**Required action**
From the article on the Setai below, list the architecture firms it names as involved in the Setai's design, and give the base the article states for each.

(Excerpted passage Opens)

Amanresorts To Do Luxury Complex On Old Dempsey Site
Written by Marilyn Bowden on November 2, 2000
By Marilyn Bowden
A hotelier known for exclusive resorts in exotic locales plans a hotel and condominium complex at 2009 Collins Ave., former site of the Dempsey-Vanderbilt Hotel.
Indonesian hotelier Adrian Zecha, founder of Asia’s Amanresorts, is partnering with a New York-based group to build The Setai, an eight-story, 91-room hotel and 195-unit oceanfront condo tower. The complex will be the group’s US flagship property, said Jonathan J. Breene, founding partner with John Conroy of Setai Group.
The two were formerly with The Millennium Group, he said.
"We are permitted and are starting construction in December," Mr. Breene said. "The foundations are in. We expect a completion date of winter 2002, after about a year and a half of construction."
The former Vanderbilt property will be renovated to an all-suite hotel, he said, and the 38-story condo tower will be built beside it. The concept resembles an earlier, unrealized plan at the same site for Sonesta Sasson on the Beach.
The design of the Setai involved three sets of architects, Mr. Breene said — the local Schapiro & Associates, New York-based Alayo Consulting Architects and Denniston International of Kuala Lumpur, which has designed the interiors of a number of Amanresorts. Natural fibers such as bamboo, wood and stone will be used throughout, he said, to lend the complex an Asian ambience.
Most properties in the Amanresort brand have 30 to 40 rooms, Mr. Breene said, and are in exotic locations. Currently, there’s only one in the US — at Jackson Hole, WY.
"South Beach fits into Mr. Zecha’s GHM brand," he said, "which are generally five-star hotels with 90 to 110 rooms."
The average size of the 195-condo apartments is 1,200-1,400 square feet, he said, with penthouses to 6,500 square feet on the top three floors.
The 3-acre property will be extensively landscaped, Mr. Breene said, with three contiguous pools.
Pavarini Construction is general contractor. Mellon Bank holds the construction loan, Mr. Breene said, and Lehman Brothers will provide most of the equity. He estimated development costs at more than $30 million.
As with several other condo and hotel projects going up around town, condo unit owners will have the option of putting their units into the hotel’s inventory when they are not in residence.
To take advantage of that option, however, Mr. Breene said they must buy the hotel’s furniture.
"Our hotel operator, Adrian Zecha, has very high-end standards," he said. "There’s no way he’ll let people design their own units and tip them into the hotel pool."
He said the target market has not been defined, but he expects it will be diverse.
"The beauty of Miami is that the market segment is enormous," he said.
Hospitality consultant Scott Brush of Brush & Co. said there’s some industry concern about the number of high-end hotels going up at the same time.

(Excerpted passage Closes)
(Source information Opens)

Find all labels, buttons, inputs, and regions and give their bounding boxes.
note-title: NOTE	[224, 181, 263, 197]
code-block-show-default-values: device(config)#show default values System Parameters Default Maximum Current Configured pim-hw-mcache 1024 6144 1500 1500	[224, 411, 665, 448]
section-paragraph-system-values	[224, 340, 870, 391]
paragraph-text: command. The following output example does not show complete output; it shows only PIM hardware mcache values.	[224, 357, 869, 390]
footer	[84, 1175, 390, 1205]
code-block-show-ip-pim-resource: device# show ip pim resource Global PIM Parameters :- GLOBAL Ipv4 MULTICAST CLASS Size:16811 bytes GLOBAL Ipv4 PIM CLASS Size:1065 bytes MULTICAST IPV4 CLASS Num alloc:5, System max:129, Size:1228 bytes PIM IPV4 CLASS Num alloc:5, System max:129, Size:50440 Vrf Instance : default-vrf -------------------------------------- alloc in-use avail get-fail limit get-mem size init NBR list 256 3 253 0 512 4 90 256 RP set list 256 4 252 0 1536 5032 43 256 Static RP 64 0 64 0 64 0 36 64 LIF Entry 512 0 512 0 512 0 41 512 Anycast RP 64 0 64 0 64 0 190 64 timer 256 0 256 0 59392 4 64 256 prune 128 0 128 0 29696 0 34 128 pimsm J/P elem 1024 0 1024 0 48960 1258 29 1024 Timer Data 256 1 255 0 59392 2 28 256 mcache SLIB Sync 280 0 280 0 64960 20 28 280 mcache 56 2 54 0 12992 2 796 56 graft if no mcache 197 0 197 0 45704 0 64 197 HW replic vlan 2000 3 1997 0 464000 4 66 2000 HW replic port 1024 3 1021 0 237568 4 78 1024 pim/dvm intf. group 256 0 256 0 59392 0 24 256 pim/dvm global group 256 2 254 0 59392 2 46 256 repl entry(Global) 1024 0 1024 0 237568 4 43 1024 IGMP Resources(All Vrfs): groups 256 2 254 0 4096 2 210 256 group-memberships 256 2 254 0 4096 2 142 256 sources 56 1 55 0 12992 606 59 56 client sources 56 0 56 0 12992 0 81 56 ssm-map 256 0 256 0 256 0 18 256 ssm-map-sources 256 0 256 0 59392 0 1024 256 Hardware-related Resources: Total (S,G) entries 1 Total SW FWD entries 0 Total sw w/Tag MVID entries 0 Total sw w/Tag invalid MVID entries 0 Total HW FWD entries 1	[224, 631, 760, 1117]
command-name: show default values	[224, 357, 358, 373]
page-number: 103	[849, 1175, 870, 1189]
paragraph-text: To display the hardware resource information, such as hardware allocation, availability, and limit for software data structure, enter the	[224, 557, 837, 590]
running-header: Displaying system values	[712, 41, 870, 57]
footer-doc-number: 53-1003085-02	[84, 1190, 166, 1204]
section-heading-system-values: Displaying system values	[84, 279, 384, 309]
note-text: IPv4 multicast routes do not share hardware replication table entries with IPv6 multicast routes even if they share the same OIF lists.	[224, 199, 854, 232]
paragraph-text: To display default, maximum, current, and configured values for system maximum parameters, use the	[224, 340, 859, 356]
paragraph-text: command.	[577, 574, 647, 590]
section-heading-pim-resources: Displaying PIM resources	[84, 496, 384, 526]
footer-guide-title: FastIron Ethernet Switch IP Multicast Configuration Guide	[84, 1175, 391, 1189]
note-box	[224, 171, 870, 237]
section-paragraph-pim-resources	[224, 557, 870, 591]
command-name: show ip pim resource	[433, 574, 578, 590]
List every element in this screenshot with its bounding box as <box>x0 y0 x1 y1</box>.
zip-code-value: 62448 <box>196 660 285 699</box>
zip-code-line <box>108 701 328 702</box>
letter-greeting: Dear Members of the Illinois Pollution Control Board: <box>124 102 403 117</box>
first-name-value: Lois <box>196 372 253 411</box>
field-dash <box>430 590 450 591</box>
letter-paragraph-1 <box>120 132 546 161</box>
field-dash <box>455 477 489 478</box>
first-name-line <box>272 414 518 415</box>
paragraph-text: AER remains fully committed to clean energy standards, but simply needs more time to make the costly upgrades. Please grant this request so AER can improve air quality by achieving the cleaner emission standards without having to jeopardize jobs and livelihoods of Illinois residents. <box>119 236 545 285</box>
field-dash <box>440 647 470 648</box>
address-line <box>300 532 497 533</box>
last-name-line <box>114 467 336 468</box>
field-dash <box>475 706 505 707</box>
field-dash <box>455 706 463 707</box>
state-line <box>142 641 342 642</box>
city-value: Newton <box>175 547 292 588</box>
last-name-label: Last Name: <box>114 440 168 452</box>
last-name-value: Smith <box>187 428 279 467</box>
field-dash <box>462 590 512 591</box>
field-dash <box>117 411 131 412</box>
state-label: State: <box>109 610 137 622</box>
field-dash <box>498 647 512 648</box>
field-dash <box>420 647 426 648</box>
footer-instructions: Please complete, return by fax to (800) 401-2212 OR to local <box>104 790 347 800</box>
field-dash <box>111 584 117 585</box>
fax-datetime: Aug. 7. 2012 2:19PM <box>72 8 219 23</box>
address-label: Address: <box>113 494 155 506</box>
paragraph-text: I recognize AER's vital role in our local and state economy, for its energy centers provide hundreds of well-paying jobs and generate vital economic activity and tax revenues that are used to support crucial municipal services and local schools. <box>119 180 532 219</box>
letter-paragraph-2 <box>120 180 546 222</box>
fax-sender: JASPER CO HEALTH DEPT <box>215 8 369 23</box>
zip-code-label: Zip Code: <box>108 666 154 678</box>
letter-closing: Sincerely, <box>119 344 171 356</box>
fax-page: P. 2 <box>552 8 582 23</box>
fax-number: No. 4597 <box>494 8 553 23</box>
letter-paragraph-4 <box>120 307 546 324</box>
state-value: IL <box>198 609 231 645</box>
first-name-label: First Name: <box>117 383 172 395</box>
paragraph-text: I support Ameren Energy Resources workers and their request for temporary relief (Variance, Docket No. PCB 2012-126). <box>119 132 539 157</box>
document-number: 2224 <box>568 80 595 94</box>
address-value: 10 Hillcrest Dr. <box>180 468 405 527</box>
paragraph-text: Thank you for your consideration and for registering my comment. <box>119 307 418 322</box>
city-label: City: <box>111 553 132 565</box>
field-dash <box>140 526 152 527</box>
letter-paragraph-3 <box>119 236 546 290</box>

(Source information Closes)

**Response**
- Schapiro & Associates: local
- Alayo Consulting Architects: New York
- Denniston International: Kuala Lumpur